» WORK TO BE COMPLETED: Look through the records below, and copy out every line that holds the string "شهرک".

» EXCERPTED DATA:

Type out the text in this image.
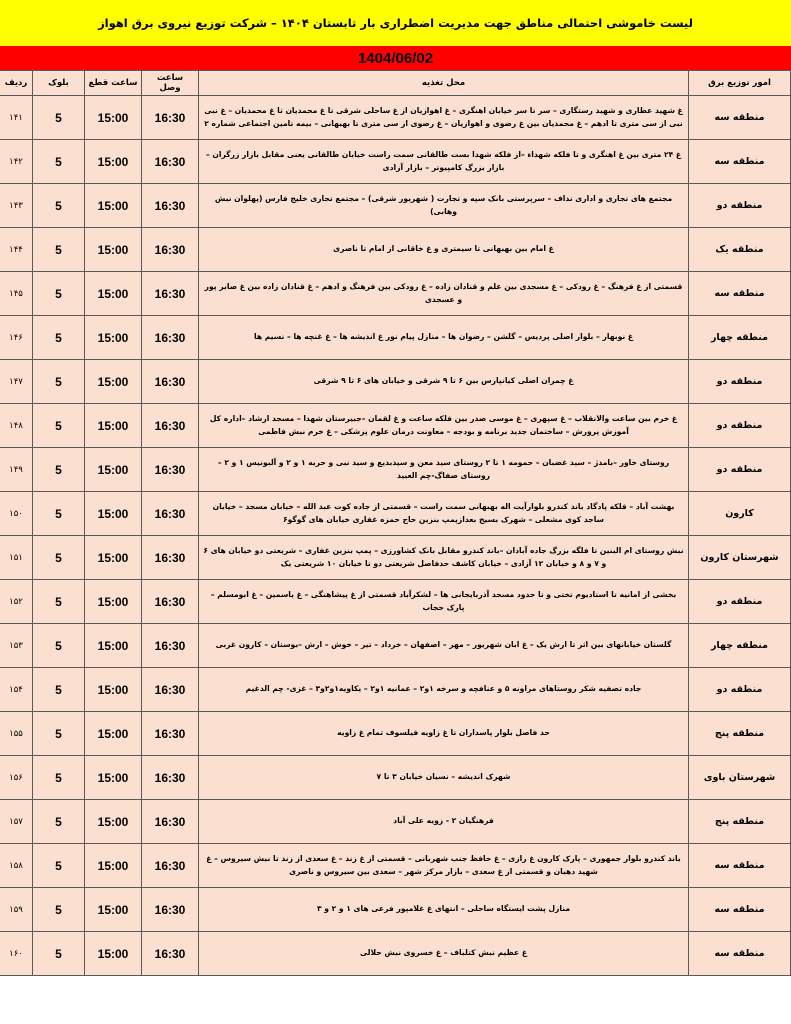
لیست خاموشی احتمالی مناطق جهت مدیریت اضطراری بار تابستان ۱۴۰۴ – شرکت توزیع نیروی برق اهواز
1404/06/02
امور توزیع برق	محل تغذیه	ساعت وصل	ساعت قطع	بلوک	ردیف
منطقه سه	غ شهید عطاری و شهید رستگاری – سر تا سر خیابان اهنگری – غ اهوازیان از غ ساحلی شرقی تا غ محمدیان تا غ محمدیان – غ نبی نبی از سی متری تا ادهم – غ محمدیان بین غ رضوی و اهوازیان – غ رضوی از سی متری تا بهبهانی – بیمه تامین اجتماعی شماره ۲	16:30	15:00	5	۱۴۱
منطقه سه	غ ۲۴ متری بین غ اهنگری و تا فلکه شهداء –از فلکه شهدا بست طالقانی سمت راست خیابان طالقانی یعنی مقابل بازار زرگران – بازار بزرگ کامپیوتر – بازار آزادی	16:30	15:00	5	۱۴۲
منطقه دو	مجتمع های تجاری و اداری نداف – سرپرستی بانک سپه و تجارت ( شهریور شرقی) – مجتمع تجاری خلیج فارس (پهلوان نبش وهابی)	16:30	15:00	5	۱۴۳
منطقه یک	غ امام بین بهبهانی تا سیمتری و غ خاقانی از امام تا ناصری	16:30	15:00	5	۱۴۴
منطقه سه	قسمتی از غ فرهنگ – غ رودکی – غ مسجدی بین علم و قنادان زاده – غ رودکی بین فرهنگ و ادهم – غ قنادان زاده بین غ صابر پور و عسجدی	16:30	15:00	5	۱۴۵
منطقه چهار	غ نوبهار – بلوار اصلی پردیس – گلشن – رضوان ها – منازل پیام نور غ اندیشه ها – غ غنچه ها – نسیم ها	16:30	15:00	5	۱۴۶
منطقه دو	غ چمران اصلی کیانپارس بین ۶ تا ۹ شرقی و خیابان های ۶ تا ۹ شرقی	16:30	15:00	5	۱۴۷
منطقه دو	غ خرم بین ساعت والانقلاب – غ سپهری – غ موسی صدر بین فلکه ساعت و غ لقمان –جبیرستان شهدا – مسجد ارشاد –اداره کل آموزش پرورش – ساختمان جدید برنامه و بودجه – معاونت درمان علوم پزشکی – غ خرم نبش فاطمی	16:30	15:00	5	۱۴۸
منطقه دو	روستای خاور –بامدژ – سید غضبان – حمومه ۱ تا ۲ روستای سید معن و سیدبدیع و سید نبی و حربه ۱ و ۲ و آلبونیس ۱ و ۲ – روستای صفاگ-چم العبید	16:30	15:00	5	۱۴۹
کارون	بهشت آباد – فلکه پادگاد باند کندرو بلوارآیت اله بهبهانی سمت راست – قسمتی از جاده کوت عبد الله – خیابان مسجد – خیابان ساجد کوی مشعلی – شهرک بسیج بعدازپمپ بنزین حاج حمزه غفاری خیابان های گوگو۶	16:30	15:00	5	۱۵۰
شهرستان کارون	نبش روستای ام البنین تا فلگه بزرگ جاده آبادان –باند کندرو مقابل بانک کشاورزی – پمپ بنزین غفاری – شریعتی دو خیابان های ۶ و ۷ و ۸ و خیابان ۱۲ آزادی – خیابان کاشف حدفاصل شریعتی دو تا خیابان ۱۰ شریعتی یک	16:30	15:00	5	۱۵۱
منطقه دو	بخشی از امانیه تا استادیوم تختی و تا حدود مسجد آذربایجانی ها – لشکرآباد قسمتی از غ پیشاهنگی – غ یاسمین – غ ابومسلم – پارک حجاب	16:30	15:00	5	۱۵۲
منطقه چهار	گلستان خیابانهای بین اثر تا ارش یک – غ ابان شهریور – مهر – اصفهان – خرداد – تیر – خوش – ارش –بوستان – کارون غربی	16:30	15:00	5	۱۵۳
منطقه دو	جاده تصفیه شکر روستاهای مراونه ۵ و عنافچه و سرخه ۱و۲ – عمانیه ۱و۲ – یکاویه۱و۲و۳ – غزی- چم الدغیم	16:30	15:00	5	۱۵۴
منطقه پنج	حد فاصل بلوار پاسداران تا غ زاویه فیلسوف تمام غ زاویه	16:30	15:00	5	۱۵۵
شهرستان باوی	شهرک اندیشه – نسیان خیابان ۳ تا ۷	16:30	15:00	5	۱۵۶
منطقه پنج	فرهنگیان ۲ - زویه علی آباد	16:30	15:00	5	۱۵۷
منطقه سه	باند کندرو بلوار جمهوری – پارک کارون غ رازی – غ حافظ جنب شهربانی – قسمتی از غ زند – غ سعدی از زند تا نبش سیروس – غ شهید دهبان و قسمتی از غ سعدی – بازار مرکز شهر – سعدی بین سیروس و ناصری	16:30	15:00	5	۱۵۸
منطقه سه	منازل پشت ایستگاه ساحلی – انتهای غ غلامپور فرعی های ۱ و ۲ و ۳	16:30	15:00	5	۱۵۹
منطقه سه	غ عظیم نبش کتلباف – غ خسروی نبش حلالی	16:30	15:00	5	۱۶۰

» WORKED ANSWER:
کارون	بهشت آباد – فلکه پادگاد باند کندرو بلوارآیت اله بهبهانی سمت راست – قسمتی از جاده کوت عبد الله – خیابان مسجد – خیابان ساجد کوی مشعلی – شهرک بسیج بعدازپمپ بنزین حاج حمزه غفاری خیابان های گوگو۶	16:30	15:00	5	۱۵۰
شهرستان باوی	شهرک اندیشه – نسیان خیابان ۳ تا ۷	16:30	15:00	5	۱۵۶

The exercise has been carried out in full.